**Prompt**. All of the data is to be printed exactly, though the images must be left off.

*** Exercise materials Section Begins ***

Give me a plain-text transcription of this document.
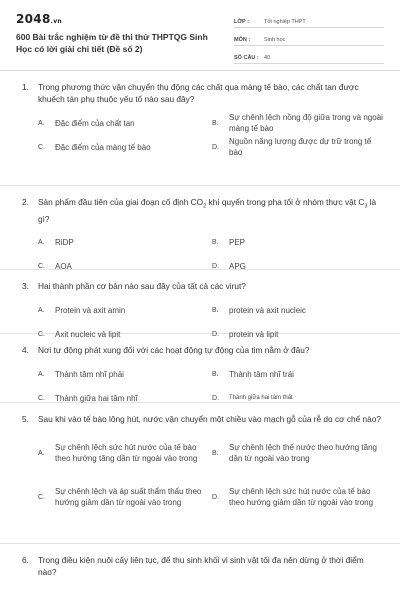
2048.vn
600 Bài trắc nghiệm từ đề thi thử THPTQG Sinh Học có lời giải chi tiết (Đề số 2)
LỚP :	Tốt nghiệp THPT
MÔN :	Sinh học
SỐ CÂU : 40
1.	Trong phương thức vận chuyển thụ động các chất qua màng tế bào, các chất tan được khuếch tán phụ thuộc yếu tố nào sau đây?
A.	Đặc điểm của chất tan	B.
Sự chênh lệch nồng độ giữa trong và ngoài màng tế bào
C.	Đặc điểm của màng tế bào	D.
Nguồn năng lượng được dự trữ trong tế bào
2.	Sản phẩm đầu tiên của giai đoạn cố định $CO_2$ khí quyển trong pha tối ở nhóm thực vật $C_3$ là gì?
A.	RiDP	B.	PEP
C.	AOA	D.	APG
3.	Hai thành phần cơ bản nào sau đây của tất cả các virut?
A.	Protein và axit amin	B.	protein và axit nucleic
C.	Axit nucleic và lipit	D.	protein và lipit
4.	Nơi tự động phát xung đối với các hoạt động tự động của tim nằm ở đâu?
A.	Thành tâm nhĩ phải	B.	Thành tâm nhĩ trái
C.	Thành giữa hai tâm nhĩ	D.	Thành giữa hai tâm thất
5.	Sau khi vào tế bào lông hút, nước vận chuyển một chiều vào mạch gỗ của rễ do cơ chế nào?
A.
Sự chênh lệch sức hút nước của tế bào theo hướng tăng dần từ ngoài vào trong
B.
Sự chênh lệch thế nước theo hướng tăng dần từ ngoài vào trong
C.
Sự chênh lệch và áp suất thẩm thấu theo hướng giảm dần từ ngoài vào trong
D.
Sự chênh lệch sức hút nước của tế bào theo hướng giảm dần từ ngoài vào trong
6.	Trong điều kiện nuôi cấy liên tục, để thu sinh khối vi sinh vật tối đa nên dừng ở thời điểm nào?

*** Exercise materials Section Ends ***

**Answer area**.
Give me a plain-text transcription of this document.
2048.vn
600 Bài trắc nghiệm từ đề thi thử THPTQG Sinh Học có lời giải chi tiết (Đề số 2)
LỚP :	Tốt nghiệp THPT
MÔN :	Sinh học
SỐ CÂU : 40
1.	Trong phương thức vận chuyển thụ động các chất qua màng tế bào, các chất tan được khuếch tán phụ thuộc yếu tố nào sau đây?
A.	Đặc điểm của chất tan	B.
Sự chênh lệch nồng độ giữa trong và ngoài màng tế bào
C.	Đặc điểm của màng tế bào	D.
Nguồn năng lượng được dự trữ trong tế bào
2.	Sản phẩm đầu tiên của giai đoạn cố định $CO_2$ khí quyển trong pha tối ở nhóm thực vật $C_3$ là gì?
A.	RiDP	B.	PEP
C.	AOA	D.	APG
3.	Hai thành phần cơ bản nào sau đây của tất cả các virut?
A.	Protein và axit amin	B.	protein và axit nucleic
C.	Axit nucleic và lipit	D.	protein và lipit
4.	Nơi tự động phát xung đối với các hoạt động tự động của tim nằm ở đâu?
A.	Thành tâm nhĩ phải	B.	Thành tâm nhĩ trái
C.	Thành giữa hai tâm nhĩ	D.	Thành giữa hai tâm thất
5.	Sau khi vào tế bào lông hút, nước vận chuyển một chiều vào mạch gỗ của rễ do cơ chế nào?
A.
Sự chênh lệch sức hút nước của tế bào theo hướng tăng dần từ ngoài vào trong
B.
Sự chênh lệch thế nước theo hướng tăng dần từ ngoài vào trong
C.
Sự chênh lệch và áp suất thẩm thấu theo hướng giảm dần từ ngoài vào trong
D.
Sự chênh lệch sức hút nước của tế bào theo hướng giảm dần từ ngoài vào trong
6.	Trong điều kiện nuôi cấy liên tục, để thu sinh khối vi sinh vật tối đa nên dừng ở thời điểm nào?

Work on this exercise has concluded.